── STORED RECORDS ──

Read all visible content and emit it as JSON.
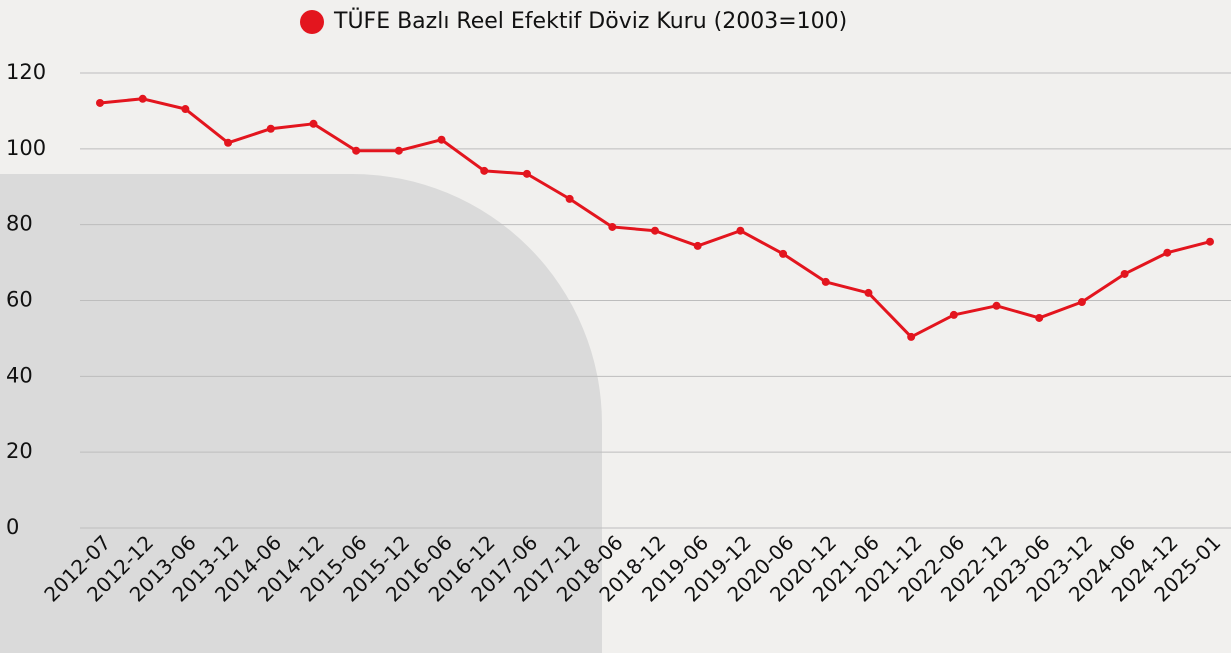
{
  "chart_data": {
    "type": "line",
    "x": [
      "2012-07",
      "2012-12",
      "2013-06",
      "2013-12",
      "2014-06",
      "2014-12",
      "2015-06",
      "2015-12",
      "2016-06",
      "2016-12",
      "2017-06",
      "2017-12",
      "2018-06",
      "2018-12",
      "2019-06",
      "2019-12",
      "2020-06",
      "2020-12",
      "2021-06",
      "2021-12",
      "2022-06",
      "2022-12",
      "2023-06",
      "2023-12",
      "2024-06",
      "2024-12",
      "2025-01"
    ],
    "series": [
      {
        "name": "TÜFE Bazlı Reel Efektif Döviz Kuru (2003=100)",
        "color": "#e3151e",
        "values": [
          112.1,
          113.2,
          110.5,
          101.6,
          105.3,
          106.6,
          99.5,
          99.5,
          102.4,
          94.2,
          93.4,
          86.8,
          79.4,
          78.4,
          74.4,
          78.4,
          72.3,
          64.9,
          62.0,
          50.4,
          56.2,
          58.6,
          55.4,
          59.6,
          67.0,
          72.6,
          75.5
        ]
      }
    ],
    "ylim": [
      0,
      120
    ],
    "yticks": [
      0,
      20,
      40,
      60,
      80,
      100,
      120
    ],
    "grid": true,
    "legend": "top"
  }
}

───

- _TASK_:
Quote every record above exactly, leaving out any pictures.

- _CORRECT RESPONSE_:
Read all visible content and emit it as JSON.
{
  "chart_data": {
    "type": "line",
    "x": [
      "2012-07",
      "2012-12",
      "2013-06",
      "2013-12",
      "2014-06",
      "2014-12",
      "2015-06",
      "2015-12",
      "2016-06",
      "2016-12",
      "2017-06",
      "2017-12",
      "2018-06",
      "2018-12",
      "2019-06",
      "2019-12",
      "2020-06",
      "2020-12",
      "2021-06",
      "2021-12",
      "2022-06",
      "2022-12",
      "2023-06",
      "2023-12",
      "2024-06",
      "2024-12",
      "2025-01"
    ],
    "series": [
      {
        "name": "TÜFE Bazlı Reel Efektif Döviz Kuru (2003=100)",
        "color": "#e3151e",
        "values": [
          112.1,
          113.2,
          110.5,
          101.6,
          105.3,
          106.6,
          99.5,
          99.5,
          102.4,
          94.2,
          93.4,
          86.8,
          79.4,
          78.4,
          74.4,
          78.4,
          72.3,
          64.9,
          62.0,
          50.4,
          56.2,
          58.6,
          55.4,
          59.6,
          67.0,
          72.6,
          75.5
        ]
      }
    ],
    "ylim": [
      0,
      120
    ],
    "yticks": [
      0,
      20,
      40,
      60,
      80,
      100,
      120
    ],
    "grid": true,
    "legend": "top"
  }
}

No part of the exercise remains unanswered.